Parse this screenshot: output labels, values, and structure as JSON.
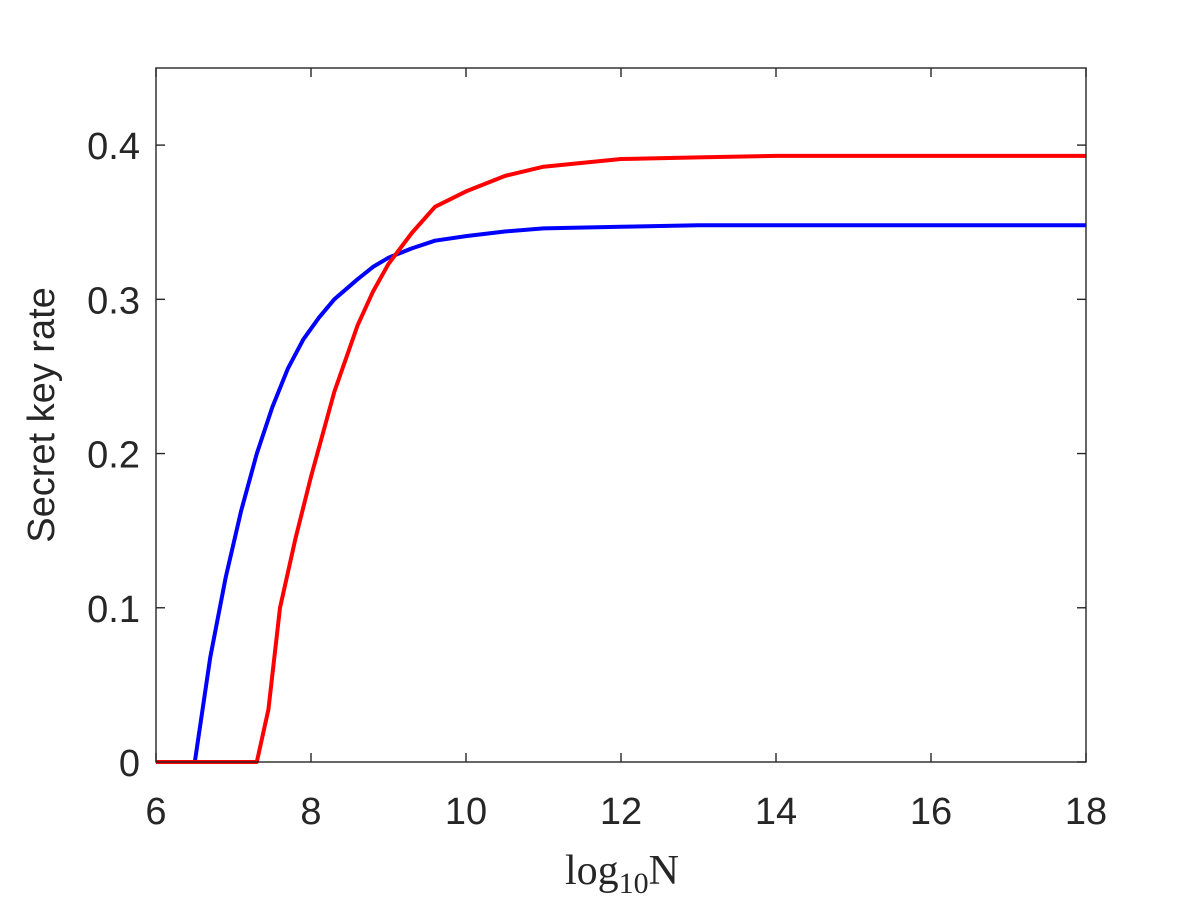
{
  "chart_data": {
    "type": "line",
    "title": "",
    "xlabel": {
      "base": "log",
      "subscript": "10",
      "variable": "N"
    },
    "ylabel": "Secret key rate",
    "xlim": [
      6,
      18
    ],
    "ylim": [
      0,
      0.45
    ],
    "x_ticks": [
      6,
      8,
      10,
      12,
      14,
      16,
      18
    ],
    "y_ticks": [
      0,
      0.1,
      0.2,
      0.3,
      0.4
    ],
    "x_tick_labels": [
      "6",
      "8",
      "10",
      "12",
      "14",
      "16",
      "18"
    ],
    "y_tick_labels": [
      "0",
      "0.1",
      "0.2",
      "0.3",
      "0.4"
    ],
    "grid": false,
    "legend": "none",
    "series": [
      {
        "color": "#0000ff",
        "points": [
          [
            6.0,
            0.0
          ],
          [
            6.5,
            0.0
          ],
          [
            6.7,
            0.068
          ],
          [
            6.9,
            0.12
          ],
          [
            7.1,
            0.163
          ],
          [
            7.3,
            0.2
          ],
          [
            7.5,
            0.23
          ],
          [
            7.7,
            0.255
          ],
          [
            7.9,
            0.274
          ],
          [
            8.1,
            0.288
          ],
          [
            8.3,
            0.3
          ],
          [
            8.6,
            0.313
          ],
          [
            8.8,
            0.321
          ],
          [
            9.0,
            0.327
          ],
          [
            9.3,
            0.333
          ],
          [
            9.6,
            0.338
          ],
          [
            10.0,
            0.341
          ],
          [
            10.5,
            0.344
          ],
          [
            11.0,
            0.346
          ],
          [
            12.0,
            0.347
          ],
          [
            13.0,
            0.348
          ],
          [
            14.0,
            0.348
          ],
          [
            16.0,
            0.348
          ],
          [
            18.0,
            0.348
          ]
        ]
      },
      {
        "color": "#ff0000",
        "points": [
          [
            6.0,
            0.0
          ],
          [
            7.3,
            0.0
          ],
          [
            7.45,
            0.034
          ],
          [
            7.6,
            0.1
          ],
          [
            7.8,
            0.145
          ],
          [
            8.0,
            0.185
          ],
          [
            8.3,
            0.24
          ],
          [
            8.6,
            0.283
          ],
          [
            8.8,
            0.305
          ],
          [
            9.0,
            0.323
          ],
          [
            9.3,
            0.343
          ],
          [
            9.6,
            0.36
          ],
          [
            10.0,
            0.37
          ],
          [
            10.5,
            0.38
          ],
          [
            11.0,
            0.386
          ],
          [
            12.0,
            0.391
          ],
          [
            13.0,
            0.392
          ],
          [
            14.0,
            0.393
          ],
          [
            16.0,
            0.393
          ],
          [
            18.0,
            0.393
          ]
        ]
      }
    ]
  }
}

# Task statement:
Each line above is to be copied verbatim. Drop any image from the copy.

# Solution below:
Parse this screenshot: output labels, values, and structure as JSON.
{
  "chart_data": {
    "type": "line",
    "title": "",
    "xlabel": {
      "base": "log",
      "subscript": "10",
      "variable": "N"
    },
    "ylabel": "Secret key rate",
    "xlim": [
      6,
      18
    ],
    "ylim": [
      0,
      0.45
    ],
    "x_ticks": [
      6,
      8,
      10,
      12,
      14,
      16,
      18
    ],
    "y_ticks": [
      0,
      0.1,
      0.2,
      0.3,
      0.4
    ],
    "x_tick_labels": [
      "6",
      "8",
      "10",
      "12",
      "14",
      "16",
      "18"
    ],
    "y_tick_labels": [
      "0",
      "0.1",
      "0.2",
      "0.3",
      "0.4"
    ],
    "grid": false,
    "legend": "none",
    "series": [
      {
        "color": "#0000ff",
        "points": [
          [
            6.0,
            0.0
          ],
          [
            6.5,
            0.0
          ],
          [
            6.7,
            0.068
          ],
          [
            6.9,
            0.12
          ],
          [
            7.1,
            0.163
          ],
          [
            7.3,
            0.2
          ],
          [
            7.5,
            0.23
          ],
          [
            7.7,
            0.255
          ],
          [
            7.9,
            0.274
          ],
          [
            8.1,
            0.288
          ],
          [
            8.3,
            0.3
          ],
          [
            8.6,
            0.313
          ],
          [
            8.8,
            0.321
          ],
          [
            9.0,
            0.327
          ],
          [
            9.3,
            0.333
          ],
          [
            9.6,
            0.338
          ],
          [
            10.0,
            0.341
          ],
          [
            10.5,
            0.344
          ],
          [
            11.0,
            0.346
          ],
          [
            12.0,
            0.347
          ],
          [
            13.0,
            0.348
          ],
          [
            14.0,
            0.348
          ],
          [
            16.0,
            0.348
          ],
          [
            18.0,
            0.348
          ]
        ]
      },
      {
        "color": "#ff0000",
        "points": [
          [
            6.0,
            0.0
          ],
          [
            7.3,
            0.0
          ],
          [
            7.45,
            0.034
          ],
          [
            7.6,
            0.1
          ],
          [
            7.8,
            0.145
          ],
          [
            8.0,
            0.185
          ],
          [
            8.3,
            0.24
          ],
          [
            8.6,
            0.283
          ],
          [
            8.8,
            0.305
          ],
          [
            9.0,
            0.323
          ],
          [
            9.3,
            0.343
          ],
          [
            9.6,
            0.36
          ],
          [
            10.0,
            0.37
          ],
          [
            10.5,
            0.38
          ],
          [
            11.0,
            0.386
          ],
          [
            12.0,
            0.391
          ],
          [
            13.0,
            0.392
          ],
          [
            14.0,
            0.393
          ],
          [
            16.0,
            0.393
          ],
          [
            18.0,
            0.393
          ]
        ]
      }
    ]
  }
}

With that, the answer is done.